Task brief:
Copy every line from the material below that holds "true".

----- Dataset excerpts

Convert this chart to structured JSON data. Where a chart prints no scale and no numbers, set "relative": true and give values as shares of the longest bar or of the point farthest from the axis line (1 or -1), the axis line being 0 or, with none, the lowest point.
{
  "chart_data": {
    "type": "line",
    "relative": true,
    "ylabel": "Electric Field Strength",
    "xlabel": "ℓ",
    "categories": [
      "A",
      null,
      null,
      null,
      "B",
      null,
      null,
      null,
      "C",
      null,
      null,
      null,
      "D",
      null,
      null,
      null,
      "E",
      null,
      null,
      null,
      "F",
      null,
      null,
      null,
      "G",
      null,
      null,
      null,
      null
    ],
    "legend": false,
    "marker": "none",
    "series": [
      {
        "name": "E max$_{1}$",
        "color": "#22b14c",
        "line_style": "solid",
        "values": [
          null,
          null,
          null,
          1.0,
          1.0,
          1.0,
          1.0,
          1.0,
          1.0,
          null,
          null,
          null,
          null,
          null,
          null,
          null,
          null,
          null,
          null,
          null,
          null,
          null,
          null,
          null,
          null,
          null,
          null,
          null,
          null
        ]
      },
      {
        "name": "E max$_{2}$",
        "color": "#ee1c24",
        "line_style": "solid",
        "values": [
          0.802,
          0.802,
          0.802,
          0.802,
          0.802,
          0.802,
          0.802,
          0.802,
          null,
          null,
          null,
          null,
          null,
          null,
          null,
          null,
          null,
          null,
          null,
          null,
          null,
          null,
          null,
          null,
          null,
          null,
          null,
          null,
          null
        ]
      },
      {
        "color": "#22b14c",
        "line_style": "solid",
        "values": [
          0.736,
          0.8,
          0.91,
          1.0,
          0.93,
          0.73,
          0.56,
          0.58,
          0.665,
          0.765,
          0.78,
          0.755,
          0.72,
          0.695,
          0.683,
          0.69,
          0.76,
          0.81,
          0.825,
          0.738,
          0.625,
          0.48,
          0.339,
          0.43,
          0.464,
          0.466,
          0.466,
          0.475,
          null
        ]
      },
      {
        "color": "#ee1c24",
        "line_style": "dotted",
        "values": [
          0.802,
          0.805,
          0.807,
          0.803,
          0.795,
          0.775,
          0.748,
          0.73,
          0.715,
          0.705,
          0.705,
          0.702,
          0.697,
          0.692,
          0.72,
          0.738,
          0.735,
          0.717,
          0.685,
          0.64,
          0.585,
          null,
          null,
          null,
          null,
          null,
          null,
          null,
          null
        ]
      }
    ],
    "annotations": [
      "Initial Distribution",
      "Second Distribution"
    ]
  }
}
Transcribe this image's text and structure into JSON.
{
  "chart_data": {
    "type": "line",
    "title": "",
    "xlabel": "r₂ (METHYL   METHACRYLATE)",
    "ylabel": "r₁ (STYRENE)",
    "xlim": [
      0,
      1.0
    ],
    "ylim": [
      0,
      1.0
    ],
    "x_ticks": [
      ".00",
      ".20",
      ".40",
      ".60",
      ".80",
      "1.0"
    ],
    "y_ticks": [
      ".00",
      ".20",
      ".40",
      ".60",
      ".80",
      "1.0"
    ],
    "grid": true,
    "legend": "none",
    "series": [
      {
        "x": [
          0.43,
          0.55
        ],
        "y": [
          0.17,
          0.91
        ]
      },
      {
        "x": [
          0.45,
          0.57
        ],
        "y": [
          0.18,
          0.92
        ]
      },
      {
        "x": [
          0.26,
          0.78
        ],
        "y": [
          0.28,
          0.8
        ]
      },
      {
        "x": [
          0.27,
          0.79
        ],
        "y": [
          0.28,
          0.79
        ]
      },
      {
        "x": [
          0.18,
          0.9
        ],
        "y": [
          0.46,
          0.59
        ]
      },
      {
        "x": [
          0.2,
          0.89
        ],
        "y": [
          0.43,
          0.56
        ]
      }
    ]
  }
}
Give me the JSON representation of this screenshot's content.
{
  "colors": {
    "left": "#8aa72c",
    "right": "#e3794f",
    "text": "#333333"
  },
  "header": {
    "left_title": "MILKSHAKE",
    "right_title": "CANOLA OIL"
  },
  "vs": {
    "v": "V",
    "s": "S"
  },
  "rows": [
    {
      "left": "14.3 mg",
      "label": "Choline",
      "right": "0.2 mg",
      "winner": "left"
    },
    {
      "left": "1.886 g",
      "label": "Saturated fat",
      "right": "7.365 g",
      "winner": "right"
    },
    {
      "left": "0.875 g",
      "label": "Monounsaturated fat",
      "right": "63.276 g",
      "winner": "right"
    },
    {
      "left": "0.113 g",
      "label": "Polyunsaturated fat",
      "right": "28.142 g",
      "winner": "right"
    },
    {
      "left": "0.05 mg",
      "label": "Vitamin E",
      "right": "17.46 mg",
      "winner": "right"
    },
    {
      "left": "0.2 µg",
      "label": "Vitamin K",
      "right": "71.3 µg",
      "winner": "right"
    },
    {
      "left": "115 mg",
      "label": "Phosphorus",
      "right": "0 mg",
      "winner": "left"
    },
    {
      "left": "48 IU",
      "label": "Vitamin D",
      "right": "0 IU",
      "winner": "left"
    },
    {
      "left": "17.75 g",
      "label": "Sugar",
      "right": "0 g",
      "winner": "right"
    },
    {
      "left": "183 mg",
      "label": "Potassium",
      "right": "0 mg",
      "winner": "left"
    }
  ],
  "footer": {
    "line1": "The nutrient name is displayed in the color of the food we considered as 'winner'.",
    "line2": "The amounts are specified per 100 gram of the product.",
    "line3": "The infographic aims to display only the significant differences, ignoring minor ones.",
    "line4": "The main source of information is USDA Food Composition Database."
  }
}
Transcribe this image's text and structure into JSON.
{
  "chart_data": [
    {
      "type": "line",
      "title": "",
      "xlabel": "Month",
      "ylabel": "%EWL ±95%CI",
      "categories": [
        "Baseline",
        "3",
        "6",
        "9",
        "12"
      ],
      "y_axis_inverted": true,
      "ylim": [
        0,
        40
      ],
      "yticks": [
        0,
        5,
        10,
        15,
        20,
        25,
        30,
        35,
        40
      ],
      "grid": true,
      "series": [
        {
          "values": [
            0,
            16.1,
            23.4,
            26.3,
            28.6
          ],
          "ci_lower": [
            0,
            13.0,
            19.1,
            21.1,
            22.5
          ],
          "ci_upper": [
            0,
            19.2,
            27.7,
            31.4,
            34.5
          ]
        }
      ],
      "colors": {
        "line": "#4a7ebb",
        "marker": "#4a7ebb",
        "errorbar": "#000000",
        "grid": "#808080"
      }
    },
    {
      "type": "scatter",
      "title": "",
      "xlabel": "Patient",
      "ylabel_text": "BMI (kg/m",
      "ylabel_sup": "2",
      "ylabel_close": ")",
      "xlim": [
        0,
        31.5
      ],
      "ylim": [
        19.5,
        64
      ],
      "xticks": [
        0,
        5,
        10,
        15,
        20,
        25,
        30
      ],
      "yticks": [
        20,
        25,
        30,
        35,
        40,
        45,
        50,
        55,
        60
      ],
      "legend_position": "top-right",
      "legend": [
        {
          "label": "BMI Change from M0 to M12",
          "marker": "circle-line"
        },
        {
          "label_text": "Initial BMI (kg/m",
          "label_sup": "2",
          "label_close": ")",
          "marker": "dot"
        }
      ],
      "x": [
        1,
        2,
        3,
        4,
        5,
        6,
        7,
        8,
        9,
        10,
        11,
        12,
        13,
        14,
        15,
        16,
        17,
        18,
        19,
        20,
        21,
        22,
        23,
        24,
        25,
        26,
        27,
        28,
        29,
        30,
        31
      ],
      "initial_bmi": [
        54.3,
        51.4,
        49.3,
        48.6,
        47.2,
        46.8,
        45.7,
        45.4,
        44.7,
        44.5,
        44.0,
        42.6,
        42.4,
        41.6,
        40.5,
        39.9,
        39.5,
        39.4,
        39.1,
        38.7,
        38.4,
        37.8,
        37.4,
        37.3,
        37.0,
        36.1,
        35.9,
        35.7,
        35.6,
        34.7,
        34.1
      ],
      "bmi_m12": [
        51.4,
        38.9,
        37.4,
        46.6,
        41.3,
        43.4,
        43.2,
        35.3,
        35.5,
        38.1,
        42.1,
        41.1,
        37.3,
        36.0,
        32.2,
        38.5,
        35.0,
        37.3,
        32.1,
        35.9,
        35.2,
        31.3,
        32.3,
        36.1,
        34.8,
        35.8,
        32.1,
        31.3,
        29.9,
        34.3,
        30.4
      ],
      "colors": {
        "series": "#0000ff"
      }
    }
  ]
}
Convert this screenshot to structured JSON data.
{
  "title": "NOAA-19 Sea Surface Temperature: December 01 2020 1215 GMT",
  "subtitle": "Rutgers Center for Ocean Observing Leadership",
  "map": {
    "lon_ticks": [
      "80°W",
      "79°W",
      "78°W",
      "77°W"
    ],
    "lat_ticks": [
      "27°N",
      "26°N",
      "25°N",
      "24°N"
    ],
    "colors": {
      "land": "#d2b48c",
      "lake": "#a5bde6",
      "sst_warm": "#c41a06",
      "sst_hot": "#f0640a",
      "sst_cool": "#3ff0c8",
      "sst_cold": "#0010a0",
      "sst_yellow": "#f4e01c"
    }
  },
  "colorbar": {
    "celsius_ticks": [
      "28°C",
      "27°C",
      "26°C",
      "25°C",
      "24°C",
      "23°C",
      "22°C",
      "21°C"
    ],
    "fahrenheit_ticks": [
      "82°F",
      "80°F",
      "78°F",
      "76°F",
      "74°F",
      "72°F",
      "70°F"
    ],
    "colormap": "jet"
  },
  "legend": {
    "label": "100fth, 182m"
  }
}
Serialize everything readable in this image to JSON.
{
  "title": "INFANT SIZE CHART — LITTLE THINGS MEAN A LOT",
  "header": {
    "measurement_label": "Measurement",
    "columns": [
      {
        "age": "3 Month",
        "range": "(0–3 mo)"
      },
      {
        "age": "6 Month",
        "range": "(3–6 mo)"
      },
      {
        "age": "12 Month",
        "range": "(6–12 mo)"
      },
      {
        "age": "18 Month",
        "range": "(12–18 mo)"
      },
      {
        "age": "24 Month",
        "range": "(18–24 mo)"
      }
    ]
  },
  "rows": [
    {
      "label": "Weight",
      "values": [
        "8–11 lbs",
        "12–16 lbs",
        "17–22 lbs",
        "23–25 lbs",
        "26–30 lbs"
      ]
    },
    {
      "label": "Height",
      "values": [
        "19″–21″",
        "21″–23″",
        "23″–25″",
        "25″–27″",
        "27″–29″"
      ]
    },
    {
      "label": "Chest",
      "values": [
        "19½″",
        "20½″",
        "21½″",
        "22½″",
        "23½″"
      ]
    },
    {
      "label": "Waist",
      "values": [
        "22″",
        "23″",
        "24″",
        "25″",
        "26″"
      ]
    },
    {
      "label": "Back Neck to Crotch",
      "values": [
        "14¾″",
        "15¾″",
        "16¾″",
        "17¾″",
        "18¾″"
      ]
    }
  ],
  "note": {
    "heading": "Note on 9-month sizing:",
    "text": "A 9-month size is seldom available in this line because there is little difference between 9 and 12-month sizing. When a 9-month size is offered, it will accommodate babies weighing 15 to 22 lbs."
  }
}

----------

Solution below:
Convert this chart to structured JSON data. Where a chart prints no scale and no numbers, set "relative": true and give values as shares of the longest bar or of the point farthest from the axis line (1 or -1), the axis line being 0 or, with none, the lowest point.
    "relative": true,
    "grid": true,
      "y_axis_inverted": true,
      "grid": true,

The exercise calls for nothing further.